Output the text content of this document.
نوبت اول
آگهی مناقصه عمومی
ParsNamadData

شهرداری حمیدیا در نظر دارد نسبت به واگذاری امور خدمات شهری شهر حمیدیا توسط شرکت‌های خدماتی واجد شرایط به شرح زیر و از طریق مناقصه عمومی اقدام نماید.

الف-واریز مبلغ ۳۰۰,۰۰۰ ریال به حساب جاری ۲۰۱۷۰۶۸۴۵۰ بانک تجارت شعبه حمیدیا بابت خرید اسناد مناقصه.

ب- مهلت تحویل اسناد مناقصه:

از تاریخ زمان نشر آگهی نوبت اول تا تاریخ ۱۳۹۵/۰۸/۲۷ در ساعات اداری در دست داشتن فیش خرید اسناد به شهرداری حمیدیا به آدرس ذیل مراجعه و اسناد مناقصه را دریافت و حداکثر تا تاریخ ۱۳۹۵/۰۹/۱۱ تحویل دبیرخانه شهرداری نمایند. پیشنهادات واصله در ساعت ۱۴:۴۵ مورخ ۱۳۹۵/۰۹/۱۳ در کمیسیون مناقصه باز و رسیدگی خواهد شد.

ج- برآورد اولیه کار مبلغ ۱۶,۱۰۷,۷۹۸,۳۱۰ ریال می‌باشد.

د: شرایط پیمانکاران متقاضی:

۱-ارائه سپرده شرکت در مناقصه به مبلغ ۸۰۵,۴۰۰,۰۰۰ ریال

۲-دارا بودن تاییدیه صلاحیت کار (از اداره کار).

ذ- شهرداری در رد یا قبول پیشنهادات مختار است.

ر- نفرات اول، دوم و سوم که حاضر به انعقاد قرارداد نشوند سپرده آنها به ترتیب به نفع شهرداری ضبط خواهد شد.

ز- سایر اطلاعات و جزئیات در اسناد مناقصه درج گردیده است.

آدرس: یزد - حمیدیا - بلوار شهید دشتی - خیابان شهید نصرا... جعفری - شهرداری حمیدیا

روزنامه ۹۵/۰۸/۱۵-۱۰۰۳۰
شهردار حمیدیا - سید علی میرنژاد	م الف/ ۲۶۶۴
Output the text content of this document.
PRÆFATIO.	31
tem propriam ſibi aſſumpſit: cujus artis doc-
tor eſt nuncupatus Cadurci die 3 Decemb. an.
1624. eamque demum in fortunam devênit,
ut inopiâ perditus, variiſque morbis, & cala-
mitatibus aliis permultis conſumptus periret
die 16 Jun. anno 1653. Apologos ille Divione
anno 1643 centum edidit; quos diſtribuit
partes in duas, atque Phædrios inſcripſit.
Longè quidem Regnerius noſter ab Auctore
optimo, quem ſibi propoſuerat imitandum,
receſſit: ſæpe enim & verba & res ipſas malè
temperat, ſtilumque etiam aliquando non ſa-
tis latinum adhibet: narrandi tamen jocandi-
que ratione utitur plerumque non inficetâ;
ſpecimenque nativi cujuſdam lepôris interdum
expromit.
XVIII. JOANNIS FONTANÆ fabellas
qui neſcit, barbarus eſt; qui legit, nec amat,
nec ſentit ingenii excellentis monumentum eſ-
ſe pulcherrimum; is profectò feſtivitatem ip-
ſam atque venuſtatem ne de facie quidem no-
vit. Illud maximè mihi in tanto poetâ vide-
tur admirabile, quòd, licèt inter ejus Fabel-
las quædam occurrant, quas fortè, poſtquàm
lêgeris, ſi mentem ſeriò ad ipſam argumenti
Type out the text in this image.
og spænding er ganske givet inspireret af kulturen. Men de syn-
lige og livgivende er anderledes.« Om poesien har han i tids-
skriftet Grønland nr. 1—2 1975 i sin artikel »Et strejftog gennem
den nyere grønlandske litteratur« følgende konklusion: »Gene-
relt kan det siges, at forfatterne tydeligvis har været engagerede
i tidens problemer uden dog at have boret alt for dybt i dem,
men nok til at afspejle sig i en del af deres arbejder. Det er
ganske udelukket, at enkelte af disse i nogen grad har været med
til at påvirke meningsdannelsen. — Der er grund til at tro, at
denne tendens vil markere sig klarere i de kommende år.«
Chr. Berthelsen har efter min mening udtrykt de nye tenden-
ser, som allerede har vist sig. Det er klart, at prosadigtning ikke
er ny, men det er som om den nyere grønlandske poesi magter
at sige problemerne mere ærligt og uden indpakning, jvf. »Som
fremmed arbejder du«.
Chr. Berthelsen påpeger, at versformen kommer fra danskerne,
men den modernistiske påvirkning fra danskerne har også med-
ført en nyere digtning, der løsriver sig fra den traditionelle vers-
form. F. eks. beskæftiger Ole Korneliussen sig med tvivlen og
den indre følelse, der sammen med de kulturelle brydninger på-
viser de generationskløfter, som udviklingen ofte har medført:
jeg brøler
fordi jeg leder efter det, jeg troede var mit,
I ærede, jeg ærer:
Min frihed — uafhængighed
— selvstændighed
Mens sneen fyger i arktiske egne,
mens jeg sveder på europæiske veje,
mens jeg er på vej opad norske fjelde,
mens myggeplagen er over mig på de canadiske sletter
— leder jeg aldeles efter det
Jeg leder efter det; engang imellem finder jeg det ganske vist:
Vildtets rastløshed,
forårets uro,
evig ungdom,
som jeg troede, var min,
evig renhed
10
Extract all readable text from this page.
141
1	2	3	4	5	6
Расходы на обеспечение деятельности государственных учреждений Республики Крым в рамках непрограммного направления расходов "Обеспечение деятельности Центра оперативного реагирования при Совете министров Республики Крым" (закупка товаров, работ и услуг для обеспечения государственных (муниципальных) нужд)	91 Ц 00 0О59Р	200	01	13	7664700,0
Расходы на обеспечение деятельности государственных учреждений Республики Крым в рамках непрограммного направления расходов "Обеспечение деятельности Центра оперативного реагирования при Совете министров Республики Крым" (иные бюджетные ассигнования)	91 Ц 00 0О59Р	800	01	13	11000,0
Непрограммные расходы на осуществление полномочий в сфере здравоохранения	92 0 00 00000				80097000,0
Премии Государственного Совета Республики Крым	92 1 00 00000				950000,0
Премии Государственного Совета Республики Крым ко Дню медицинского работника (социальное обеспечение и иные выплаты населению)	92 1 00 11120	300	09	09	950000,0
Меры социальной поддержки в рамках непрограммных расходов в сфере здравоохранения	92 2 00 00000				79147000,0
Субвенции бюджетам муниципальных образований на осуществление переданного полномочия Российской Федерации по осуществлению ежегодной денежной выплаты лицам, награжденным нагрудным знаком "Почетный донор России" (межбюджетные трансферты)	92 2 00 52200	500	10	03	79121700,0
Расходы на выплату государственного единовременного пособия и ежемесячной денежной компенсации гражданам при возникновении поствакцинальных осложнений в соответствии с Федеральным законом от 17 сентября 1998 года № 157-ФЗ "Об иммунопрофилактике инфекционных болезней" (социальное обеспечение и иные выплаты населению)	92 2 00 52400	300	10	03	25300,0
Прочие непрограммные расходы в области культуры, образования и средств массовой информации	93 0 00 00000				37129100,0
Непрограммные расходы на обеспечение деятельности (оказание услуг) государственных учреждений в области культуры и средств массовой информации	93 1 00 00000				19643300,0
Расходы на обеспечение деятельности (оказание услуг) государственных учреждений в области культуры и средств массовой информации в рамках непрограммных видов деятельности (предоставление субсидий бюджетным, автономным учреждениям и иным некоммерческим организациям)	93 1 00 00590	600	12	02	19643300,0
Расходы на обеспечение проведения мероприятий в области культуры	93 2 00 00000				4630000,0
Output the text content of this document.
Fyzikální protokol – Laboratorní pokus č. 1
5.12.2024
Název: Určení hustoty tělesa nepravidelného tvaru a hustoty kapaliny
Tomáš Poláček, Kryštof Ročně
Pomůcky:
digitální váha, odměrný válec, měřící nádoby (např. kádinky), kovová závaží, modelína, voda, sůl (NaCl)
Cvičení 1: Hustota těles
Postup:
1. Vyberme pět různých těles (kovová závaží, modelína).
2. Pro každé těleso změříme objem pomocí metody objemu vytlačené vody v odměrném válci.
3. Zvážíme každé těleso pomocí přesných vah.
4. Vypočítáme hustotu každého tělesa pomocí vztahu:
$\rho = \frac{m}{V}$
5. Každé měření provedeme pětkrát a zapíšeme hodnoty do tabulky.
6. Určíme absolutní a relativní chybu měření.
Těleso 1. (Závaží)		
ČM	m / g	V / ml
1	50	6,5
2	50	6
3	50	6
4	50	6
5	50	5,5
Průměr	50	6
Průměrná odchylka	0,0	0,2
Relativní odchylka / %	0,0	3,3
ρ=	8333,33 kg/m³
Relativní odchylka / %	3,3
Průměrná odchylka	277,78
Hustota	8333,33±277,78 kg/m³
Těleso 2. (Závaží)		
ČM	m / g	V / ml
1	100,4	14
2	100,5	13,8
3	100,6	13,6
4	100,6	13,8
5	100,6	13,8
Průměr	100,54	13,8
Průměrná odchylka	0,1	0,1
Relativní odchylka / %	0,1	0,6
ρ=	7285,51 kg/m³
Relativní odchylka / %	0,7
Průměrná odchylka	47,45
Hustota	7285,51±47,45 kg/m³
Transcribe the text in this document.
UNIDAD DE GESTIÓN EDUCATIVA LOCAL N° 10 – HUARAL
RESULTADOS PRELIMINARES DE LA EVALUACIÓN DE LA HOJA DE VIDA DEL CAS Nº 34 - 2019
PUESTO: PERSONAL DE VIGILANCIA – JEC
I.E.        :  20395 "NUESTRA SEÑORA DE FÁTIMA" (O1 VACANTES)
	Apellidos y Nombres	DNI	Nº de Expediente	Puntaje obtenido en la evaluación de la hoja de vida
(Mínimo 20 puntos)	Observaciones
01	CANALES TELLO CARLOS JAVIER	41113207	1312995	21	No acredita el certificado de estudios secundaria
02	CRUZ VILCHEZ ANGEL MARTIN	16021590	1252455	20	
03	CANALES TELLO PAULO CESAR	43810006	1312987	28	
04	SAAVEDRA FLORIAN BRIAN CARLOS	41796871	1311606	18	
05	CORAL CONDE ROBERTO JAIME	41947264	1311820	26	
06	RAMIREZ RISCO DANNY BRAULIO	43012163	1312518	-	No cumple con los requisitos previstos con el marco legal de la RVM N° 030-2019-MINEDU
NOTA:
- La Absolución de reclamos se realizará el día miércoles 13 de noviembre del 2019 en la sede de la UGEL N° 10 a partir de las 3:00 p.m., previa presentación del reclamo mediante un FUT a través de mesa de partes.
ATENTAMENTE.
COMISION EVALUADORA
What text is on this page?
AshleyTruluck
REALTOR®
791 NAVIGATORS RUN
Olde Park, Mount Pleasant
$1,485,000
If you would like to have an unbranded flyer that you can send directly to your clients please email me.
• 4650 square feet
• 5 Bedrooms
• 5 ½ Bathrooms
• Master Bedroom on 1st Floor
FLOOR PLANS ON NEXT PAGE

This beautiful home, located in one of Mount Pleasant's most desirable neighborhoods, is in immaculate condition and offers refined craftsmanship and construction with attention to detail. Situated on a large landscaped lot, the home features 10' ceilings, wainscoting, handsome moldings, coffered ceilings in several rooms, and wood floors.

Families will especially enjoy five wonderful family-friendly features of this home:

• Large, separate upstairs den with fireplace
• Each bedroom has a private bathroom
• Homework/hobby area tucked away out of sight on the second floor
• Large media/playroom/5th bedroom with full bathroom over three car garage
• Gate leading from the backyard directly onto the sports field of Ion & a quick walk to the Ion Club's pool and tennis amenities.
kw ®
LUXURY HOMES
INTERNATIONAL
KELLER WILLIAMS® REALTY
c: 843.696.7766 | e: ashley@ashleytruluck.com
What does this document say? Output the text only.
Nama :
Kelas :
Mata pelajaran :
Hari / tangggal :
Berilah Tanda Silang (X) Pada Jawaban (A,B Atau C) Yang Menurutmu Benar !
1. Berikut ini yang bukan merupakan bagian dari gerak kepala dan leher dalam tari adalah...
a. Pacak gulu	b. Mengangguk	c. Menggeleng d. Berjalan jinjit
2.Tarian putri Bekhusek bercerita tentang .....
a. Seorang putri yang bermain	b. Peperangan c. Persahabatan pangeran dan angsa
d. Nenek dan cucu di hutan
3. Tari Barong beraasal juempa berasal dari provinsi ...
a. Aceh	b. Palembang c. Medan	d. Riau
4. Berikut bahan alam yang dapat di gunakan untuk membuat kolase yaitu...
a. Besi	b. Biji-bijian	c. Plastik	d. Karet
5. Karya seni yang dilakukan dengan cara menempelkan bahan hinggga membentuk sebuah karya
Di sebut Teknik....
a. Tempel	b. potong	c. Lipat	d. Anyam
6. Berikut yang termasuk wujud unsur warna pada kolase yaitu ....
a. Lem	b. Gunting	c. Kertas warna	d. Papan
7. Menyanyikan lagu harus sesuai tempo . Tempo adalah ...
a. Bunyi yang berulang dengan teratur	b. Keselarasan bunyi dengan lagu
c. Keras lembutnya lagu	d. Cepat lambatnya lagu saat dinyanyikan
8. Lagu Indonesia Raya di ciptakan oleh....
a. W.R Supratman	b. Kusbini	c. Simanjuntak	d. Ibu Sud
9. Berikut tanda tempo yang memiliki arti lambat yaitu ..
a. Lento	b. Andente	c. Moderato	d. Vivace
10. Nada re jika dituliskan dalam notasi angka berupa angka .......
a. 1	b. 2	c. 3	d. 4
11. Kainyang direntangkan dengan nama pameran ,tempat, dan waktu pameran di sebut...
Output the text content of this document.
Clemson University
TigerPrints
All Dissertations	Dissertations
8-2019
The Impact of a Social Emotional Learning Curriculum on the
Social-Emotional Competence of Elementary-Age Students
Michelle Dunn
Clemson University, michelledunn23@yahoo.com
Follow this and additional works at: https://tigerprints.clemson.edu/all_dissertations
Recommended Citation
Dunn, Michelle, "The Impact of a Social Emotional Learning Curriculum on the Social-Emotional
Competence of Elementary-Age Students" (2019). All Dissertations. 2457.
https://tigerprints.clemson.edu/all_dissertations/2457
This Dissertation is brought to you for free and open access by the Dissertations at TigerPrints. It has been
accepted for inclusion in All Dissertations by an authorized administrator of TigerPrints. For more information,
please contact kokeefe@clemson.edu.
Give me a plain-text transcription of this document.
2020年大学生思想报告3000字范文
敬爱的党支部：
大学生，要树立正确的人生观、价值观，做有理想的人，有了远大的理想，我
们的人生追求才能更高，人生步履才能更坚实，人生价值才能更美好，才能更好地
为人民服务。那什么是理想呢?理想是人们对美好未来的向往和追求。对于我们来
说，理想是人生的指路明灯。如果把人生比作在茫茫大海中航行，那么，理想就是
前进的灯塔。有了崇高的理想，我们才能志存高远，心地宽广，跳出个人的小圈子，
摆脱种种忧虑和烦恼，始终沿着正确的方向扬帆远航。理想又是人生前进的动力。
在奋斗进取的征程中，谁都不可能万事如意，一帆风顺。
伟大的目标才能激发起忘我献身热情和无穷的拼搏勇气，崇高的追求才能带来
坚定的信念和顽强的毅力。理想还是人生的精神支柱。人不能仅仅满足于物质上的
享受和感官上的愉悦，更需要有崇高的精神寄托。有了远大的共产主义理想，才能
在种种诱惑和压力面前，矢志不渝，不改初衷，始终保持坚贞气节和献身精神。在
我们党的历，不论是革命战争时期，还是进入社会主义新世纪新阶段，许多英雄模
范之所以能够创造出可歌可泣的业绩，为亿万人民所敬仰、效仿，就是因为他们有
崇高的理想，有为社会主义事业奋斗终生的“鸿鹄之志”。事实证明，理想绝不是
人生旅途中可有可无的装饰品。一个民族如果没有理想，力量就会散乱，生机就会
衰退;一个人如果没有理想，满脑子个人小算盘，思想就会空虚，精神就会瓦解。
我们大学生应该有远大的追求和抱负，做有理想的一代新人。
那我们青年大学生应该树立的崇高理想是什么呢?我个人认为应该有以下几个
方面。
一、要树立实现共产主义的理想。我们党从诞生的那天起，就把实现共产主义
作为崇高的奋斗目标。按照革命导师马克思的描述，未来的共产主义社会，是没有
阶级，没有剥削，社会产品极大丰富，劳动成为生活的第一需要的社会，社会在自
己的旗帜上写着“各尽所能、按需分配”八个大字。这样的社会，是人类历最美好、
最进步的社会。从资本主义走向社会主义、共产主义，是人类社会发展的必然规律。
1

▶ Directions
Identify the lines that contain the string "реагирования", and copy every one of them.

▶ Written solution
Расходы на обеспечение деятельности государственных учреждений Республики Крым в рамках непрограммного направления расходов "Обеспечение деятельности Центра оперативного реагирования при Совете министров Республики Крым" (закупка товаров, работ и услуг для обеспечения государственных (муниципальных) нужд)	91 Ц 00 0О59Р	200	01	13	7664700,0
Расходы на обеспечение деятельности государственных учреждений Республики Крым в рамках непрограммного направления расходов "Обеспечение деятельности Центра оперативного реагирования при Совете министров Республики Крым" (иные бюджетные ассигнования)	91 Ц 00 0О59Р	800	01	13	11000,0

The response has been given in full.